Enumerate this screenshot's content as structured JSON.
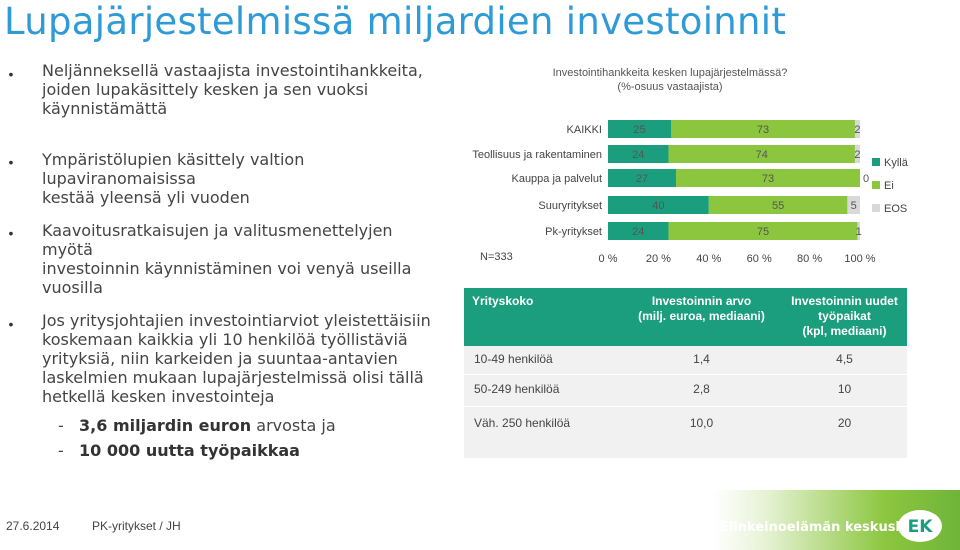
{
  "title": "Lupajärjestelmissä miljardien investoinnit",
  "bullets": [
    {
      "lines": [
        "Neljänneksellä vastaajista investointihankkeita,",
        "joiden lupakäsittely kesken ja sen vuoksi",
        "käynnistämättä"
      ]
    },
    {
      "lines": [
        "Ympäristölupien käsittely valtion lupaviranomaisissa",
        "kestää yleensä yli vuoden"
      ]
    },
    {
      "lines": [
        "Kaavoitusratkaisujen ja valitusmenettelyjen myötä",
        "investoinnin käynnistäminen voi venyä useilla",
        "vuosilla"
      ]
    },
    {
      "lines": [
        "Jos yritysjohtajien investointiarviot yleistettäisiin",
        "koskemaan kaikkia yli 10 henkilöä työllistäviä",
        "yrityksiä, niin karkeiden ja suuntaa-antavien",
        "laskelmien mukaan lupajärjestelmissä olisi tällä",
        "hetkellä kesken investointeja"
      ]
    }
  ],
  "subbullets": [
    {
      "dash": "-",
      "bold": "3,6 miljardin euron",
      "rest": " arvosta ja"
    },
    {
      "dash": "-",
      "bold": "10 000 uutta työpaikkaa",
      "rest": ""
    }
  ],
  "chart_data": {
    "type": "bar",
    "orientation": "horizontal",
    "stacked": true,
    "title": "Investointihankkeita kesken lupajärjestelmässä?",
    "subtitle": "(%-osuus vastaajista)",
    "categories": [
      "KAIKKI",
      "Teollisuus ja rakentaminen",
      "Kauppa ja palvelut",
      "Suuryritykset",
      "Pk-yritykset"
    ],
    "series": [
      {
        "name": "Kyllä",
        "color": "#1a9e7d",
        "values": [
          25,
          24,
          27,
          40,
          24
        ]
      },
      {
        "name": "Ei",
        "color": "#8cc63f",
        "values": [
          73,
          74,
          73,
          55,
          75
        ]
      },
      {
        "name": "EOS",
        "color": "#d9d9d9",
        "values": [
          2,
          2,
          0,
          5,
          1
        ]
      }
    ],
    "xlim": [
      0,
      100
    ],
    "x_ticks": [
      "0 %",
      "20 %",
      "40 %",
      "60 %",
      "80 %",
      "100 %"
    ],
    "note": "N=333",
    "legend_position": "right"
  },
  "table": {
    "headers": [
      {
        "lines": [
          "Yrityskoko"
        ]
      },
      {
        "lines": [
          "Investoinnin arvo",
          "(milj. euroa, mediaani)"
        ]
      },
      {
        "lines": [
          "Investoinnin  uudet",
          "työpaikat",
          "(kpl, mediaani)"
        ]
      }
    ],
    "rows": [
      [
        "10-49 henkilöä",
        "1,4",
        "4,5"
      ],
      [
        "50-249 henkilöä",
        "2,8",
        "10"
      ],
      [
        "Väh. 250 henkilöä",
        "10,0",
        "20"
      ]
    ]
  },
  "footer": {
    "date": "27.6.2014",
    "source": "PK-yritykset / JH",
    "logo_text": "Elinkeinoelämän keskusliitto"
  },
  "colors": {
    "title": "#2e9ad6",
    "kylla": "#1a9e7d",
    "ei": "#8cc63f",
    "eos": "#d9d9d9",
    "table_header": "#1a9e7d"
  }
}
......
* _Task statement_: In the records above, find the lines containing "vastaajista" and copy them.

* _Written solution_:
        "Neljänneksellä vastaajista investointihankkeita,",
    "subtitle": "(%-osuus vastaajista)",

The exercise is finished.